Rows from a figure dataset:
######
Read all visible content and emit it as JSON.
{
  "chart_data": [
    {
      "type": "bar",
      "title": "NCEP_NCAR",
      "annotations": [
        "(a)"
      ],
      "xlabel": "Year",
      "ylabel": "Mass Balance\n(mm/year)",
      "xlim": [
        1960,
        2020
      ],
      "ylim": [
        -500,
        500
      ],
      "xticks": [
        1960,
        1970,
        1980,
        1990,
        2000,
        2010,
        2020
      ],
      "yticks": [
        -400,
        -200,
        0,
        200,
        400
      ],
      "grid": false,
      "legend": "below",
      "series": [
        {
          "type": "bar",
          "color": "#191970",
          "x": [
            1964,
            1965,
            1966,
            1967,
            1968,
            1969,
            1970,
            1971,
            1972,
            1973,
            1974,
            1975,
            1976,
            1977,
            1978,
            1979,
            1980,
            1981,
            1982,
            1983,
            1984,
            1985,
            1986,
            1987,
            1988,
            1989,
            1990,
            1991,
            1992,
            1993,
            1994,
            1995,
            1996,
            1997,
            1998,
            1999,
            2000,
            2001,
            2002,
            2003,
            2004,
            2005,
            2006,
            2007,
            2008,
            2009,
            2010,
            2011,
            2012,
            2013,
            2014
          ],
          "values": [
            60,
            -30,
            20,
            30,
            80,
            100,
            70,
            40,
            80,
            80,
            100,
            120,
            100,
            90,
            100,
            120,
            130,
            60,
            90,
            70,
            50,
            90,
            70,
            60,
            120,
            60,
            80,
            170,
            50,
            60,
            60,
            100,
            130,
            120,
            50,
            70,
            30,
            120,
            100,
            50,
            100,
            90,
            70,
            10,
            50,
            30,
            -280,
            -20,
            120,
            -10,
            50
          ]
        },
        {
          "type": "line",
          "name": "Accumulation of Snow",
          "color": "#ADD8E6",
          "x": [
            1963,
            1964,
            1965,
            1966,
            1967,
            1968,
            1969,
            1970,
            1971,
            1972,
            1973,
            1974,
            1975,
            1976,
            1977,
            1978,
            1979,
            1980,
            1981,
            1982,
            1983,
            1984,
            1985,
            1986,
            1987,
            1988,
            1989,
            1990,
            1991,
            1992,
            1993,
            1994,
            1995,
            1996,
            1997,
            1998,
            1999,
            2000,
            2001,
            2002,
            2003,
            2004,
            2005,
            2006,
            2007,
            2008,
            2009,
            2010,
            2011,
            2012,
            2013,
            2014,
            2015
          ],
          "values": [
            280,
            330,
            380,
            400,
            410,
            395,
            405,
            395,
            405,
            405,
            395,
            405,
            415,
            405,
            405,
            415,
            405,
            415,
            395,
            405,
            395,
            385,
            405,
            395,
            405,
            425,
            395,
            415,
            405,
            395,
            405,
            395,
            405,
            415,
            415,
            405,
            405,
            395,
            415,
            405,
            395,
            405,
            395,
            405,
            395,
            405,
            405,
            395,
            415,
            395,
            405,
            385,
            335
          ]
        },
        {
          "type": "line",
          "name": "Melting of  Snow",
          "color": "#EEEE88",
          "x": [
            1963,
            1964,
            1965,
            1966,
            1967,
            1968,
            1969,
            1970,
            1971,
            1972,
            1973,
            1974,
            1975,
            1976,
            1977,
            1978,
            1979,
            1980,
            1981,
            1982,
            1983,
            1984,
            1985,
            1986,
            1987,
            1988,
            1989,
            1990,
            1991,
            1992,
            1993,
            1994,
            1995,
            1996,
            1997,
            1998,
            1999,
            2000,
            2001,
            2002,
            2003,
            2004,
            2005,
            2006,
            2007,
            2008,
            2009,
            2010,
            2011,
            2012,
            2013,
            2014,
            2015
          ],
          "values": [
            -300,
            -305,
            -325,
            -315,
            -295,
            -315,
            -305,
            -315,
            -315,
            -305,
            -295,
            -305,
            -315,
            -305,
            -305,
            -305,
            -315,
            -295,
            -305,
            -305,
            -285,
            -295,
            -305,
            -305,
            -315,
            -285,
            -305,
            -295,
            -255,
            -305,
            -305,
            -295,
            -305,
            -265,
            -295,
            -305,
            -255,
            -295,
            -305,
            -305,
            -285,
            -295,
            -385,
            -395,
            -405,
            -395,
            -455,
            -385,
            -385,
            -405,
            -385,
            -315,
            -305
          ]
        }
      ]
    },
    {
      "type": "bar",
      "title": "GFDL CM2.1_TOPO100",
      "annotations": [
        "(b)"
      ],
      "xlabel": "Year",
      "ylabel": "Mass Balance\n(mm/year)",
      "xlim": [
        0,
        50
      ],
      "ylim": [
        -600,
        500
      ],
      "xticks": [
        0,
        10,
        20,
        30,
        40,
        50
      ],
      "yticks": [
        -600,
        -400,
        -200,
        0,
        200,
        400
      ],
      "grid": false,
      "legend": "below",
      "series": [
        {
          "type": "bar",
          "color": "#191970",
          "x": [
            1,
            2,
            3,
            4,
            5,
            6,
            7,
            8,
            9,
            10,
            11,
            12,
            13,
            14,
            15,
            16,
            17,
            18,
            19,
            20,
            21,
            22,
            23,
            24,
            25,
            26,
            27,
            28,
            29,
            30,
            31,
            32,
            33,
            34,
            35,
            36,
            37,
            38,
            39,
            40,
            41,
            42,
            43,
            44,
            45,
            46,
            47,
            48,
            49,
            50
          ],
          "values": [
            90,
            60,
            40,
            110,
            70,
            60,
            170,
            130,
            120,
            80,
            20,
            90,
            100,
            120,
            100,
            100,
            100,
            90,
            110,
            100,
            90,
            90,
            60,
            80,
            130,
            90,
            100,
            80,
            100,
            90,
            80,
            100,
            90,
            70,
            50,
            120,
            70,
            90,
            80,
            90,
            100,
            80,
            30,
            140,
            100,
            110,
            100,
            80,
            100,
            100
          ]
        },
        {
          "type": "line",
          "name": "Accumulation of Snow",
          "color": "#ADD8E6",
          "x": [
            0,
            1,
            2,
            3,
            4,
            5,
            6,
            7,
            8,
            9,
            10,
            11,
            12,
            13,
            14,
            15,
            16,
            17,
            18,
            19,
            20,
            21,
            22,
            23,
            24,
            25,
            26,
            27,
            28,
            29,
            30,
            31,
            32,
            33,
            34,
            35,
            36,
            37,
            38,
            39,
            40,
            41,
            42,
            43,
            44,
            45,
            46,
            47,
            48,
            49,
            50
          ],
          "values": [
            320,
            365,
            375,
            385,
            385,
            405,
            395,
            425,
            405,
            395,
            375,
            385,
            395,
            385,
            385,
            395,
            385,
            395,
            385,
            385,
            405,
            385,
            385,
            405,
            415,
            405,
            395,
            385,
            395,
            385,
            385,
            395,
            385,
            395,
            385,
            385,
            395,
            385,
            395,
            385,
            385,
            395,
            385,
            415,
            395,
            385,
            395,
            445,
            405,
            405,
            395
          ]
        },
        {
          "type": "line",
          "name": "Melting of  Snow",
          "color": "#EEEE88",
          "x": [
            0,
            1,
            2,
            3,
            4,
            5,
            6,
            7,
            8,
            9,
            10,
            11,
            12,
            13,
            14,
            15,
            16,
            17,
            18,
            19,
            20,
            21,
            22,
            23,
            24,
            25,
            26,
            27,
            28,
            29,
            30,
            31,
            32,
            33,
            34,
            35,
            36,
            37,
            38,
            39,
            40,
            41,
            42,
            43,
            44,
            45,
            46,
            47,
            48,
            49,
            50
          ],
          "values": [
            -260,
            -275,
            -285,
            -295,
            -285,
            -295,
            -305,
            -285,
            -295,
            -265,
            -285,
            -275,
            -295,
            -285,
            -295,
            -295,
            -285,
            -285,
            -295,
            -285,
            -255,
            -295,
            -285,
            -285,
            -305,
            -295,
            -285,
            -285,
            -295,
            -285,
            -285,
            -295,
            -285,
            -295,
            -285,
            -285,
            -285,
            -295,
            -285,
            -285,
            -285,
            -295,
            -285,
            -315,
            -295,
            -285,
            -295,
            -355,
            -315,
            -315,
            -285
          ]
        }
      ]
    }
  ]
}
######
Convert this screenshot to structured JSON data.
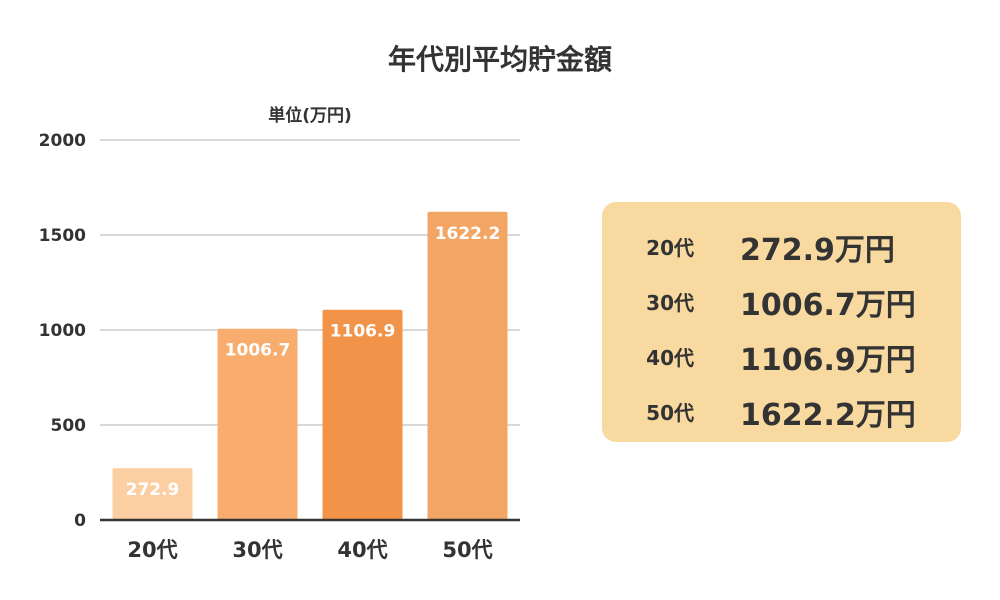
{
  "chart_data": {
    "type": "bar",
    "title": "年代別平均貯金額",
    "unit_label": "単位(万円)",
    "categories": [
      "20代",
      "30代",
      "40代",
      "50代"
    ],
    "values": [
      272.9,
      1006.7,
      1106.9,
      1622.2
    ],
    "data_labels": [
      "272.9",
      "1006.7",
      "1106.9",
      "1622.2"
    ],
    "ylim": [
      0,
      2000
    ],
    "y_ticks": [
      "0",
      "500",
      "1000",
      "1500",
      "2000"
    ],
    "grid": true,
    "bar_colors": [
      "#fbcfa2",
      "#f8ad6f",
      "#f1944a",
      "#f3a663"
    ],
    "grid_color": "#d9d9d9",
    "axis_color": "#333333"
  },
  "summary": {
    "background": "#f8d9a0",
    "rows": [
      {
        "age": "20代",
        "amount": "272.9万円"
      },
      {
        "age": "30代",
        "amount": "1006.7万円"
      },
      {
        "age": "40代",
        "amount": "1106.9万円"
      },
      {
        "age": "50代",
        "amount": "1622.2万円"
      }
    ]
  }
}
######
> [PROMPT]
Of the lines in the data, how many contain the word "title"? Provide the number and nothing further.

> [RESPONSE BELOW]
3